- **Direction**
The material below should be written out in full and exactly; pictures stay out of the copy.

- **Material for this exercise**

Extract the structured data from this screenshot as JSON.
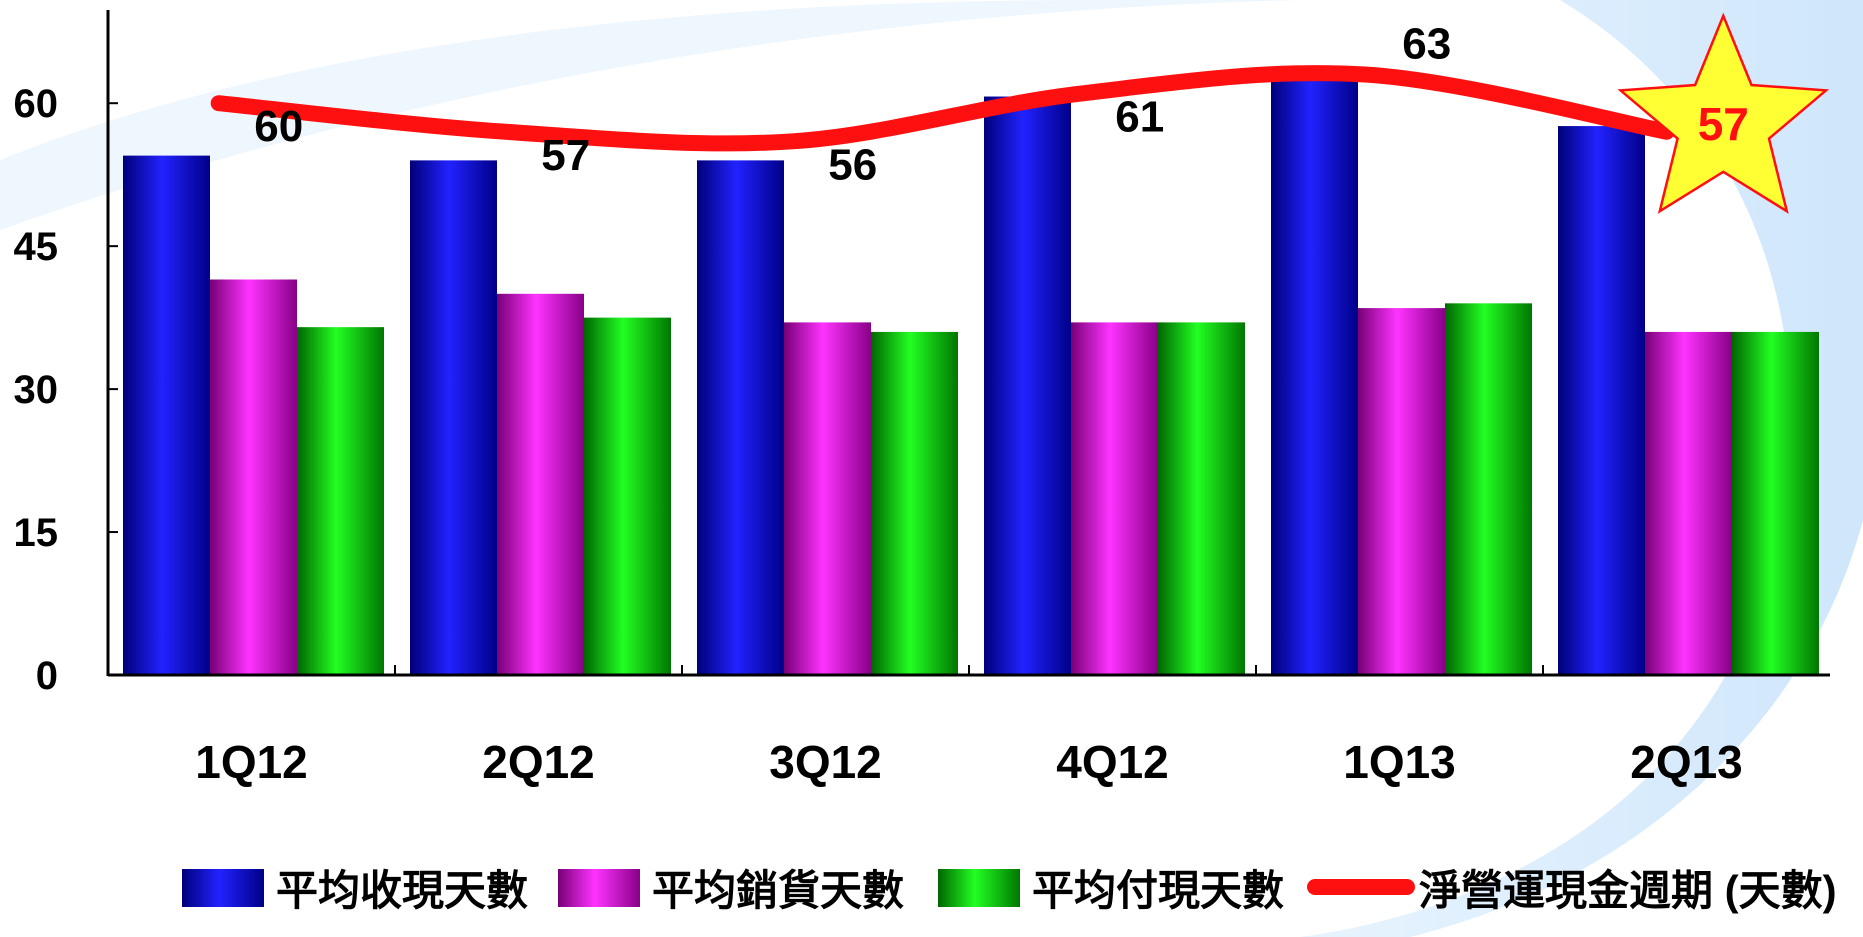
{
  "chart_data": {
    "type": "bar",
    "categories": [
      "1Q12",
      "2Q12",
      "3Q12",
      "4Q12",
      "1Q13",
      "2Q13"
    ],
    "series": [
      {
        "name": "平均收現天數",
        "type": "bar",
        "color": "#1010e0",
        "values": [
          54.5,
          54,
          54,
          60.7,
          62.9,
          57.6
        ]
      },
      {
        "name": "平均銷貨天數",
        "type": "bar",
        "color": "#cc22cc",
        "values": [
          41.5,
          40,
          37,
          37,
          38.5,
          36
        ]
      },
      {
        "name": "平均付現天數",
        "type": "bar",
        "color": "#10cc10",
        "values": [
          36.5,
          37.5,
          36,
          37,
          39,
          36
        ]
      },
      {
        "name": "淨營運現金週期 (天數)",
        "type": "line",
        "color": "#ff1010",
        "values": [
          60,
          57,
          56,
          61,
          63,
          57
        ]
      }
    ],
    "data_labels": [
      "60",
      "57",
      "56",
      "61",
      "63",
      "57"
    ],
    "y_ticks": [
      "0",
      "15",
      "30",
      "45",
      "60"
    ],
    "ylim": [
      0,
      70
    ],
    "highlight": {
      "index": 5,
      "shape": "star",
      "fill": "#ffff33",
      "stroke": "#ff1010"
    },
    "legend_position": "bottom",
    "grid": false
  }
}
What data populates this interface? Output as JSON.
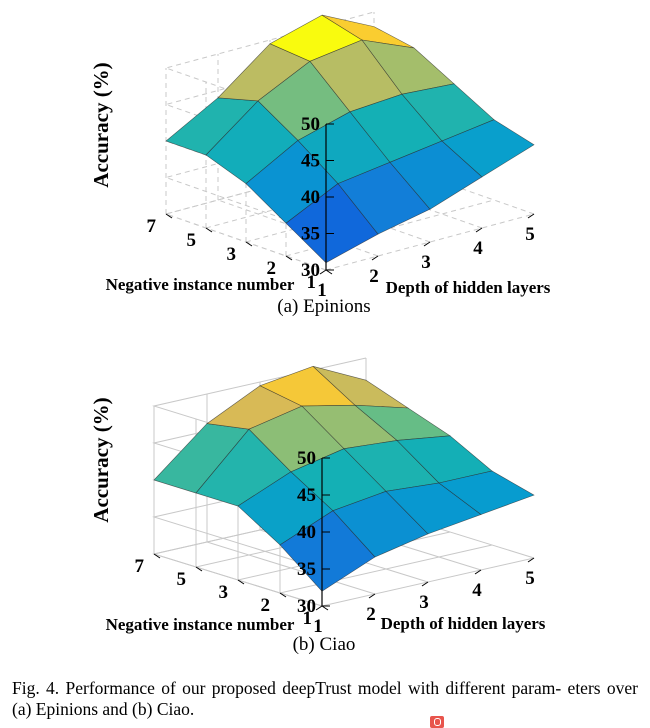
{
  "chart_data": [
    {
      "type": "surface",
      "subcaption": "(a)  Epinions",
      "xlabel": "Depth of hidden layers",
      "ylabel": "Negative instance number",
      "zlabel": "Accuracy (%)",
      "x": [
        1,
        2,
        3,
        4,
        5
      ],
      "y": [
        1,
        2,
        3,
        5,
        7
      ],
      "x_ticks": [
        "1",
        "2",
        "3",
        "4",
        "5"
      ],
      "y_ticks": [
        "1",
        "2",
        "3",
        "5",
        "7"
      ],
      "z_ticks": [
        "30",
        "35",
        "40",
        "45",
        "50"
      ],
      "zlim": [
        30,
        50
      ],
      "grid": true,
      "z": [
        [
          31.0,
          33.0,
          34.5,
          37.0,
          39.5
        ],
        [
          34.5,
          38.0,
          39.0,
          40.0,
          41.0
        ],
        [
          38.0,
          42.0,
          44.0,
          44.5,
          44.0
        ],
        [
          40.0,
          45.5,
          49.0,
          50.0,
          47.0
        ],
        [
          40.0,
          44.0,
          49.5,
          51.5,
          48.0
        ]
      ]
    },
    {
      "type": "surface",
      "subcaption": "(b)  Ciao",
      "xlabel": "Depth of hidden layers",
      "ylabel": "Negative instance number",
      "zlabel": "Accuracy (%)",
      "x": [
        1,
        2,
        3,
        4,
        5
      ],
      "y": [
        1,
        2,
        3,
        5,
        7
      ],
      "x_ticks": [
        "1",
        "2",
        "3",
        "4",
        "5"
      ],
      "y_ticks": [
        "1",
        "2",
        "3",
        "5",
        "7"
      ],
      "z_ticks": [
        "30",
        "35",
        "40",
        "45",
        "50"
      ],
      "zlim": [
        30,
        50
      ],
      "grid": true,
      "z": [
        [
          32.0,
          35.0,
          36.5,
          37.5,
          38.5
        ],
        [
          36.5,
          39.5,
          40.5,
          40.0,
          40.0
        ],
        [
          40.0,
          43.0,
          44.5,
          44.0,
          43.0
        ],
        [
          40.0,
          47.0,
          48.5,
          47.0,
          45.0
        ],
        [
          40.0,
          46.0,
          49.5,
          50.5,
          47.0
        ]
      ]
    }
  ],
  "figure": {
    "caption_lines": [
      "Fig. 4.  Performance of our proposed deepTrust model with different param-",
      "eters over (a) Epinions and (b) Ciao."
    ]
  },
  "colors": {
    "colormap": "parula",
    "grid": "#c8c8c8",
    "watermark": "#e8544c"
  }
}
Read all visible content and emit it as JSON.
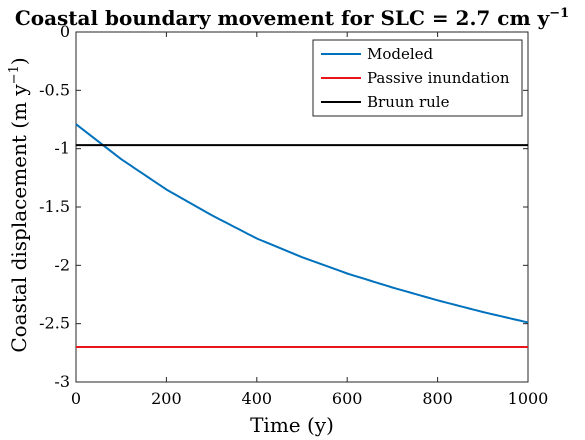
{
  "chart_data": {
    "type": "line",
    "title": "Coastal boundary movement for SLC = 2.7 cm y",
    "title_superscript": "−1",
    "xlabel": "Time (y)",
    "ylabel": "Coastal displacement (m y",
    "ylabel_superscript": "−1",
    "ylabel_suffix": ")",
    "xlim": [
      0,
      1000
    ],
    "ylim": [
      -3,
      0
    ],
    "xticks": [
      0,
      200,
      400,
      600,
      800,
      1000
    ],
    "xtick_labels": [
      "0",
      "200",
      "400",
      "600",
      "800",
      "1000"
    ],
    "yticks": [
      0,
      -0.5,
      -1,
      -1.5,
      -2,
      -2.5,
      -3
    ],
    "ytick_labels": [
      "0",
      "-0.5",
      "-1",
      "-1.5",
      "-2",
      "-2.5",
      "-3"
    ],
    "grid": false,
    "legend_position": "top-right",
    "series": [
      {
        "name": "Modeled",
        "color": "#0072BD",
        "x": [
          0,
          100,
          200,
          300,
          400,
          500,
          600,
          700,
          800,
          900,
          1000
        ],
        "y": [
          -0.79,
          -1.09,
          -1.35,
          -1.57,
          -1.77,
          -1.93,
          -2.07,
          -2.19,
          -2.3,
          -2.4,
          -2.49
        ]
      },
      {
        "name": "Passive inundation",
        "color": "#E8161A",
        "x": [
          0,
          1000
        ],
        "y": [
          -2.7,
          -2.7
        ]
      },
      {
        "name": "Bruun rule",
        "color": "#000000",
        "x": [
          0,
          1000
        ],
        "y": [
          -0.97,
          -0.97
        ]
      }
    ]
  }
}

- **Exercise solution**
Extract the structured data from this screenshot as JSON.
{
  "chart_data": {
    "type": "bar",
    "categories": [
      "1Q12",
      "2Q12",
      "3Q12",
      "4Q12",
      "1Q13",
      "2Q13"
    ],
    "series": [
      {
        "name": "平均收現天數",
        "type": "bar",
        "color": "#1010e0",
        "values": [
          54.5,
          54,
          54,
          60.7,
          62.9,
          57.6
        ]
      },
      {
        "name": "平均銷貨天數",
        "type": "bar",
        "color": "#cc22cc",
        "values": [
          41.5,
          40,
          37,
          37,
          38.5,
          36
        ]
      },
      {
        "name": "平均付現天數",
        "type": "bar",
        "color": "#10cc10",
        "values": [
          36.5,
          37.5,
          36,
          37,
          39,
          36
        ]
      },
      {
        "name": "淨營運現金週期 (天數)",
        "type": "line",
        "color": "#ff1010",
        "values": [
          60,
          57,
          56,
          61,
          63,
          57
        ]
      }
    ],
    "data_labels": [
      "60",
      "57",
      "56",
      "61",
      "63",
      "57"
    ],
    "y_ticks": [
      "0",
      "15",
      "30",
      "45",
      "60"
    ],
    "ylim": [
      0,
      70
    ],
    "highlight": {
      "index": 5,
      "shape": "star",
      "fill": "#ffff33",
      "stroke": "#ff1010"
    },
    "legend_position": "bottom",
    "grid": false
  }
}
What data populates this interface? Output as JSON.
{
  "chart_data": [
    {
      "type": "surface",
      "subcaption": "(a)  Epinions",
      "xlabel": "Depth of hidden layers",
      "ylabel": "Negative instance number",
      "zlabel": "Accuracy (%)",
      "x": [
        1,
        2,
        3,
        4,
        5
      ],
      "y": [
        1,
        2,
        3,
        5,
        7
      ],
      "x_ticks": [
        "1",
        "2",
        "3",
        "4",
        "5"
      ],
      "y_ticks": [
        "1",
        "2",
        "3",
        "5",
        "7"
      ],
      "z_ticks": [
        "30",
        "35",
        "40",
        "45",
        "50"
      ],
      "zlim": [
        30,
        50
      ],
      "grid": true,
      "z": [
        [
          31.0,
          33.0,
          34.5,
          37.0,
          39.5
        ],
        [
          34.5,
          38.0,
          39.0,
          40.0,
          41.0
        ],
        [
          38.0,
          42.0,
          44.0,
          44.5,
          44.0
        ],
        [
          40.0,
          45.5,
          49.0,
          50.0,
          47.0
        ],
        [
          40.0,
          44.0,
          49.5,
          51.5,
          48.0
        ]
      ]
    },
    {
      "type": "surface",
      "subcaption": "(b)  Ciao",
      "xlabel": "Depth of hidden layers",
      "ylabel": "Negative instance number",
      "zlabel": "Accuracy (%)",
      "x": [
        1,
        2,
        3,
        4,
        5
      ],
      "y": [
        1,
        2,
        3,
        5,
        7
      ],
      "x_ticks": [
        "1",
        "2",
        "3",
        "4",
        "5"
      ],
      "y_ticks": [
        "1",
        "2",
        "3",
        "5",
        "7"
      ],
      "z_ticks": [
        "30",
        "35",
        "40",
        "45",
        "50"
      ],
      "zlim": [
        30,
        50
      ],
      "grid": true,
      "z": [
        [
          32.0,
          35.0,
          36.5,
          37.5,
          38.5
        ],
        [
          36.5,
          39.5,
          40.5,
          40.0,
          40.0
        ],
        [
          40.0,
          43.0,
          44.5,
          44.0,
          43.0
        ],
        [
          40.0,
          47.0,
          48.5,
          47.0,
          45.0
        ],
        [
          40.0,
          46.0,
          49.5,
          50.5,
          47.0
        ]
      ]
    }
  ],
  "figure": {
    "caption_lines": [
      "Fig. 4.  Performance of our proposed deepTrust model with different param-",
      "eters over (a) Epinions and (b) Ciao."
    ]
  },
  "colors": {
    "colormap": "parula",
    "grid": "#c8c8c8",
    "watermark": "#e8544c"
  }
}
Read all visible content and emit it as JSON.
{
  "chart_data": {
    "type": "line",
    "title": "Coastal boundary movement for SLC = 2.7 cm y",
    "title_superscript": "−1",
    "xlabel": "Time (y)",
    "ylabel": "Coastal displacement (m y",
    "ylabel_superscript": "−1",
    "ylabel_suffix": ")",
    "xlim": [
      0,
      1000
    ],
    "ylim": [
      -3,
      0
    ],
    "xticks": [
      0,
      200,
      400,
      600,
      800,
      1000
    ],
    "xtick_labels": [
      "0",
      "200",
      "400",
      "600",
      "800",
      "1000"
    ],
    "yticks": [
      0,
      -0.5,
      -1,
      -1.5,
      -2,
      -2.5,
      -3
    ],
    "ytick_labels": [
      "0",
      "-0.5",
      "-1",
      "-1.5",
      "-2",
      "-2.5",
      "-3"
    ],
    "grid": false,
    "legend_position": "top-right",
    "series": [
      {
        "name": "Modeled",
        "color": "#0072BD",
        "x": [
          0,
          100,
          200,
          300,
          400,
          500,
          600,
          700,
          800,
          900,
          1000
        ],
        "y": [
          -0.79,
          -1.09,
          -1.35,
          -1.57,
          -1.77,
          -1.93,
          -2.07,
          -2.19,
          -2.3,
          -2.4,
          -2.49
        ]
      },
      {
        "name": "Passive inundation",
        "color": "#E8161A",
        "x": [
          0,
          1000
        ],
        "y": [
          -2.7,
          -2.7
        ]
      },
      {
        "name": "Bruun rule",
        "color": "#000000",
        "x": [
          0,
          1000
        ],
        "y": [
          -0.97,
          -0.97
        ]
      }
    ]
  }
}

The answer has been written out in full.